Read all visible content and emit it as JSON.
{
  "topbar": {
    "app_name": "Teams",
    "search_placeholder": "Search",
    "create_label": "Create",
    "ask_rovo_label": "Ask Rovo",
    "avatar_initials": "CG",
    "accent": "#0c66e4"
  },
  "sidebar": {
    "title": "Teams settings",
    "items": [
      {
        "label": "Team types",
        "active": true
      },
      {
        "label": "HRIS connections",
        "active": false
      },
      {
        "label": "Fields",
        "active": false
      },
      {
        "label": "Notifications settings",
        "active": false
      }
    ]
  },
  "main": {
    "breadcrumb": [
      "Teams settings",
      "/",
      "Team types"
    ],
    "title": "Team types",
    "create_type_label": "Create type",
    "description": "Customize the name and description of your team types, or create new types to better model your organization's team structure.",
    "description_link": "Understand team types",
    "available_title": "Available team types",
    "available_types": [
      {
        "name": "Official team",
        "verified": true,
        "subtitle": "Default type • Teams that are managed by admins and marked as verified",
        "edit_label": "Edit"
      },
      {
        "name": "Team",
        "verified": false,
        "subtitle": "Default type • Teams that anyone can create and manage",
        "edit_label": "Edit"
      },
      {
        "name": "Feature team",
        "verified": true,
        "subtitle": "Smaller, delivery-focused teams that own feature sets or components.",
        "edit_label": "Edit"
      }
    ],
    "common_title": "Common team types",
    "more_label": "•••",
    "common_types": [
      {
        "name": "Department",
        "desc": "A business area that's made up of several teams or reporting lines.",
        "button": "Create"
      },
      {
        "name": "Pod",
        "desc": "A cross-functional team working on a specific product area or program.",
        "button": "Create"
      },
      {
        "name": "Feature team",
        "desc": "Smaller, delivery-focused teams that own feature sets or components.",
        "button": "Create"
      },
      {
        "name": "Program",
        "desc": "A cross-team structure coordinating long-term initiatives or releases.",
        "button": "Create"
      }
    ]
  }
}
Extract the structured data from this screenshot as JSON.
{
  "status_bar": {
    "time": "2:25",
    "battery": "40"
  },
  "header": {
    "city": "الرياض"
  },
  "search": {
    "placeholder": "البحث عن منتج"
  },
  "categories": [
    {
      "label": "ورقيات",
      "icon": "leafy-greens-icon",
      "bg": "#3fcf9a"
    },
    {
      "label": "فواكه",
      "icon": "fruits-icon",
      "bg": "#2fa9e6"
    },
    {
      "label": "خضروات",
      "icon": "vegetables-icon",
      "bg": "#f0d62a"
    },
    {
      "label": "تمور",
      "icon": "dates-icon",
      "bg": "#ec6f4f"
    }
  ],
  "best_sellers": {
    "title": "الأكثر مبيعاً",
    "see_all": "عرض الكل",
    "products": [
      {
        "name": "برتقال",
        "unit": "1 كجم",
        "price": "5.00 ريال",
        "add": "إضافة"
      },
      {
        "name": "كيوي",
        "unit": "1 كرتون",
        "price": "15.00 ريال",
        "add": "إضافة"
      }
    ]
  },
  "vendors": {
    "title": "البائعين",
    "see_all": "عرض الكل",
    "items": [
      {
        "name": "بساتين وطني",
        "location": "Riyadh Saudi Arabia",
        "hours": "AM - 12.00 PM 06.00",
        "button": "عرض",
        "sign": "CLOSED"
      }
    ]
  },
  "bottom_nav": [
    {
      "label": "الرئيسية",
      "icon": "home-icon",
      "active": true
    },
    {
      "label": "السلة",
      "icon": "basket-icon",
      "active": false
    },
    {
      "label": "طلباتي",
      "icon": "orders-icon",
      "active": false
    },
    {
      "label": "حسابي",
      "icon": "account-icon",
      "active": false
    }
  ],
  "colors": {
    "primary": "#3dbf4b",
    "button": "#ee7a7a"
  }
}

● PROBLEM TO SOLVE: Above are some records; extract every one of them exactly.

● EXERCISE RESPONSE:
Read all visible content and emit it as JSON.
{
  "topbar": {
    "app_name": "Teams",
    "search_placeholder": "Search",
    "create_label": "Create",
    "ask_rovo_label": "Ask Rovo",
    "avatar_initials": "CG",
    "accent": "#0c66e4"
  },
  "sidebar": {
    "title": "Teams settings",
    "items": [
      {
        "label": "Team types",
        "active": true
      },
      {
        "label": "HRIS connections",
        "active": false
      },
      {
        "label": "Fields",
        "active": false
      },
      {
        "label": "Notifications settings",
        "active": false
      }
    ]
  },
  "main": {
    "breadcrumb": [
      "Teams settings",
      "/",
      "Team types"
    ],
    "title": "Team types",
    "create_type_label": "Create type",
    "description": "Customize the name and description of your team types, or create new types to better model your organization's team structure.",
    "description_link": "Understand team types",
    "available_title": "Available team types",
    "available_types": [
      {
        "name": "Official team",
        "verified": true,
        "subtitle": "Default type • Teams that are managed by admins and marked as verified",
        "edit_label": "Edit"
      },
      {
        "name": "Team",
        "verified": false,
        "subtitle": "Default type • Teams that anyone can create and manage",
        "edit_label": "Edit"
      },
      {
        "name": "Feature team",
        "verified": true,
        "subtitle": "Smaller, delivery-focused teams that own feature sets or components.",
        "edit_label": "Edit"
      }
    ],
    "common_title": "Common team types",
    "more_label": "•••",
    "common_types": [
      {
        "name": "Department",
        "desc": "A business area that's made up of several teams or reporting lines.",
        "button": "Create"
      },
      {
        "name": "Pod",
        "desc": "A cross-functional team working on a specific product area or program.",
        "button": "Create"
      },
      {
        "name": "Feature team",
        "desc": "Smaller, delivery-focused teams that own feature sets or components.",
        "button": "Create"
      },
      {
        "name": "Program",
        "desc": "A cross-team structure coordinating long-term initiatives or releases.",
        "button": "Create"
      }
    ]
  }
}
Extract the structured data from this screenshot as JSON.
{
  "status_bar": {
    "time": "2:25",
    "battery": "40"
  },
  "header": {
    "city": "الرياض"
  },
  "search": {
    "placeholder": "البحث عن منتج"
  },
  "categories": [
    {
      "label": "ورقيات",
      "icon": "leafy-greens-icon",
      "bg": "#3fcf9a"
    },
    {
      "label": "فواكه",
      "icon": "fruits-icon",
      "bg": "#2fa9e6"
    },
    {
      "label": "خضروات",
      "icon": "vegetables-icon",
      "bg": "#f0d62a"
    },
    {
      "label": "تمور",
      "icon": "dates-icon",
      "bg": "#ec6f4f"
    }
  ],
  "best_sellers": {
    "title": "الأكثر مبيعاً",
    "see_all": "عرض الكل",
    "products": [
      {
        "name": "برتقال",
        "unit": "1 كجم",
        "price": "5.00 ريال",
        "add": "إضافة"
      },
      {
        "name": "كيوي",
        "unit": "1 كرتون",
        "price": "15.00 ريال",
        "add": "إضافة"
      }
    ]
  },
  "vendors": {
    "title": "البائعين",
    "see_all": "عرض الكل",
    "items": [
      {
        "name": "بساتين وطني",
        "location": "Riyadh Saudi Arabia",
        "hours": "AM - 12.00 PM 06.00",
        "button": "عرض",
        "sign": "CLOSED"
      }
    ]
  },
  "bottom_nav": [
    {
      "label": "الرئيسية",
      "icon": "home-icon",
      "active": true
    },
    {
      "label": "السلة",
      "icon": "basket-icon",
      "active": false
    },
    {
      "label": "طلباتي",
      "icon": "orders-icon",
      "active": false
    },
    {
      "label": "حسابي",
      "icon": "account-icon",
      "active": false
    }
  ],
  "colors": {
    "primary": "#3dbf4b",
    "button": "#ee7a7a"
  }
}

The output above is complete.